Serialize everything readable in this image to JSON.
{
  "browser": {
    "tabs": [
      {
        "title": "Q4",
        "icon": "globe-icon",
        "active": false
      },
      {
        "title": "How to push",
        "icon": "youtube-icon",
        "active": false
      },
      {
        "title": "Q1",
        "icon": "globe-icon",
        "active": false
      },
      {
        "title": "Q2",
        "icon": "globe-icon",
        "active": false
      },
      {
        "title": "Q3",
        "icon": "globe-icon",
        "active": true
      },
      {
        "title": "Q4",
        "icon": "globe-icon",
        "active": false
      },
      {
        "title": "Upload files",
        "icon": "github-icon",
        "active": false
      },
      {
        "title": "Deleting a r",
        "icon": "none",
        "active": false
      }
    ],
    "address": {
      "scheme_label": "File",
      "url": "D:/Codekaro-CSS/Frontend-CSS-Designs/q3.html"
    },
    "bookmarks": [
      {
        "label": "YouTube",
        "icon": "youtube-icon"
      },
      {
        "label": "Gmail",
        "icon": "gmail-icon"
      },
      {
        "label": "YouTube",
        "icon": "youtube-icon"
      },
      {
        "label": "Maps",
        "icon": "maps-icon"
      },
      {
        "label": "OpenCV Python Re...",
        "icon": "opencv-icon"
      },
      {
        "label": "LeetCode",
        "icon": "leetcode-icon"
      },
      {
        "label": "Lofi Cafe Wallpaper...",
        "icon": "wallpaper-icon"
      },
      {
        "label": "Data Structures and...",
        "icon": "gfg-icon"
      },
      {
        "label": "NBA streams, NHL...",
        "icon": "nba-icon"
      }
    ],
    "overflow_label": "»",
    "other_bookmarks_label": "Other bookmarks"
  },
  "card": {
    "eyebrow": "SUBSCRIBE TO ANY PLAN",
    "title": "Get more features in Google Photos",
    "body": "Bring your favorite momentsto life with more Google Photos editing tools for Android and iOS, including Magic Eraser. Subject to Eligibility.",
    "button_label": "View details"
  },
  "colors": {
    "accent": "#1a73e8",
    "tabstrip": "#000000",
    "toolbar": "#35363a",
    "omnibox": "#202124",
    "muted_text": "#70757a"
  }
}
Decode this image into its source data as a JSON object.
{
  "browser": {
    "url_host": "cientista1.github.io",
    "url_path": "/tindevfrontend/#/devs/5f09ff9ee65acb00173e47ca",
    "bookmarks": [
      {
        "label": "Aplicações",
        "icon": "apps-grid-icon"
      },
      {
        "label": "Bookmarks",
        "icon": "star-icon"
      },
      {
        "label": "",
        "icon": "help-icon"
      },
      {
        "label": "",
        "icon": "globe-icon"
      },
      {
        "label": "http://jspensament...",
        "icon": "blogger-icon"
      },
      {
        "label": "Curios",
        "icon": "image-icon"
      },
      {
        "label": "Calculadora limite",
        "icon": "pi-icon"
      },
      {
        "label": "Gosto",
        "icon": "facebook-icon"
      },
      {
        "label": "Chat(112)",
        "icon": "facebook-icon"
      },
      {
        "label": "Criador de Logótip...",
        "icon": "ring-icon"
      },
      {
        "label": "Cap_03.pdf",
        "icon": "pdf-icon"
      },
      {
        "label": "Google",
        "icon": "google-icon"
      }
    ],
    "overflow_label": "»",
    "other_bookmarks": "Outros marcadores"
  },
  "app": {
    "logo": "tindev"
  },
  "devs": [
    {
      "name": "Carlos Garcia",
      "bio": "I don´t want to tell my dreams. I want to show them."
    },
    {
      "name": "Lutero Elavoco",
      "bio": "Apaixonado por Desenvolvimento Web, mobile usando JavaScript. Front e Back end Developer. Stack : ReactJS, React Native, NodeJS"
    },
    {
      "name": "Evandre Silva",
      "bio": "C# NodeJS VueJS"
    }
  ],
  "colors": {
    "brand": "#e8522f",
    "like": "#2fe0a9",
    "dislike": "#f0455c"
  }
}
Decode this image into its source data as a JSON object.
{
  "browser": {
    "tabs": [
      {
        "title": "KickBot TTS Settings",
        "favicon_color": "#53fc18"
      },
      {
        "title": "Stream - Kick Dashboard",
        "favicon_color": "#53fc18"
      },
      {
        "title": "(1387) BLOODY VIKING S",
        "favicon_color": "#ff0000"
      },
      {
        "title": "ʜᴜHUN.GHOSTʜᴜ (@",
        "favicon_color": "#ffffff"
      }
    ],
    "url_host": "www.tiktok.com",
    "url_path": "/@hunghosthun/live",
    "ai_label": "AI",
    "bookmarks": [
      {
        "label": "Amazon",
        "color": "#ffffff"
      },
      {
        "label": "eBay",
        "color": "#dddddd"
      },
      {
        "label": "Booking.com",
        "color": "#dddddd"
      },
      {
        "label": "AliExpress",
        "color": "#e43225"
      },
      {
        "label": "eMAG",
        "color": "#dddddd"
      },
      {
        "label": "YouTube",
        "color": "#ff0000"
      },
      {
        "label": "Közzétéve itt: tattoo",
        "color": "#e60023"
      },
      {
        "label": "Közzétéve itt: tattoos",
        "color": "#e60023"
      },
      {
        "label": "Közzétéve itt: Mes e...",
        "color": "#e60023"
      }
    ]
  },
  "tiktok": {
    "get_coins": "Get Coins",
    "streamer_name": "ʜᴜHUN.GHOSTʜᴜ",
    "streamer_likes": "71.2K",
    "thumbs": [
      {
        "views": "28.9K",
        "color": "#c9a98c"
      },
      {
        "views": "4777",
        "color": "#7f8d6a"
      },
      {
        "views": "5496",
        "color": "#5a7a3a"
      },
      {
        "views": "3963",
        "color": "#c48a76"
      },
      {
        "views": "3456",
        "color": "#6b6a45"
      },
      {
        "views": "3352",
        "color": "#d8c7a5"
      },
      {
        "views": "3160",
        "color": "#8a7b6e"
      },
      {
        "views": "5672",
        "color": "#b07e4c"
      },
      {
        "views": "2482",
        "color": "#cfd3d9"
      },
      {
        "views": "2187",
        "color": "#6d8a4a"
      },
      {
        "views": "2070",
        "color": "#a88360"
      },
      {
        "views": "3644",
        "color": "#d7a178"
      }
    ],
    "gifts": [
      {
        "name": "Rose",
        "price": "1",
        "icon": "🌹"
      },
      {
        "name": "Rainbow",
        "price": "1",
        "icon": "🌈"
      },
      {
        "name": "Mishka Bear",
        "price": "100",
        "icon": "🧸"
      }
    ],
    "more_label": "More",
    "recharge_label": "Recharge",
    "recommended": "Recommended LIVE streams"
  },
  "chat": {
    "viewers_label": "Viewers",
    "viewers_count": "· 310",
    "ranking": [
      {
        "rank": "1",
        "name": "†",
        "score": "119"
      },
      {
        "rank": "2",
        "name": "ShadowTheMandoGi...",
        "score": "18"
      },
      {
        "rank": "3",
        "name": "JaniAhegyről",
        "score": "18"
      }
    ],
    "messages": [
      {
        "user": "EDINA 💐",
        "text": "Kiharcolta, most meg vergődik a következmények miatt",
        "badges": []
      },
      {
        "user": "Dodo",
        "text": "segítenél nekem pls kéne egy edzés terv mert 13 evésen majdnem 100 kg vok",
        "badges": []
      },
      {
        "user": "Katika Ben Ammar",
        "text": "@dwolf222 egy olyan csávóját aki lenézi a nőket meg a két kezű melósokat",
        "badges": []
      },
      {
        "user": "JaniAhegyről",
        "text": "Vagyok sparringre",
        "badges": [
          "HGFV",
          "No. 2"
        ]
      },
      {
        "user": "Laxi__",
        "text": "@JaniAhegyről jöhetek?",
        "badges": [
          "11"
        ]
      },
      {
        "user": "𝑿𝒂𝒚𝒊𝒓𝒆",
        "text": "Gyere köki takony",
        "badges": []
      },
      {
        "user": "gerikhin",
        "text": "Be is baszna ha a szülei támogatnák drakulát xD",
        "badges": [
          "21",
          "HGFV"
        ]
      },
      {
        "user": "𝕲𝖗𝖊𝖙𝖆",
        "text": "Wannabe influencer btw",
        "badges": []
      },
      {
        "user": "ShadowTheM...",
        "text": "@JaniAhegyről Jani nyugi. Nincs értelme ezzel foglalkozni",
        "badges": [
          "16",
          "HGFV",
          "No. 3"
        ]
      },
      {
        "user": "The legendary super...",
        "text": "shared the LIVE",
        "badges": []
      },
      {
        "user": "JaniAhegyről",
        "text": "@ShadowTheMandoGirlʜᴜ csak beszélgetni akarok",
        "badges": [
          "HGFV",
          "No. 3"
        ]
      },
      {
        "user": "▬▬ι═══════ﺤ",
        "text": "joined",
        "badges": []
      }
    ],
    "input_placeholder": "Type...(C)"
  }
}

------

## To be done
In the listing above, find each line with the word "user" and copy it.

## Exercise solution
        "user": "EDINA 💐",
        "user": "Dodo",
        "user": "Katika Ben Ammar",
        "user": "JaniAhegyről",
        "user": "Laxi__",
        "user": "𝑿𝒂𝒚𝒊𝒓𝒆",
        "user": "gerikhin",
        "user": "𝕲𝖗𝖊𝖙𝖆",
        "user": "ShadowTheM...",
        "user": "The legendary super...",
        "user": "JaniAhegyről",
        "user": "▬▬ι═══════ﺤ",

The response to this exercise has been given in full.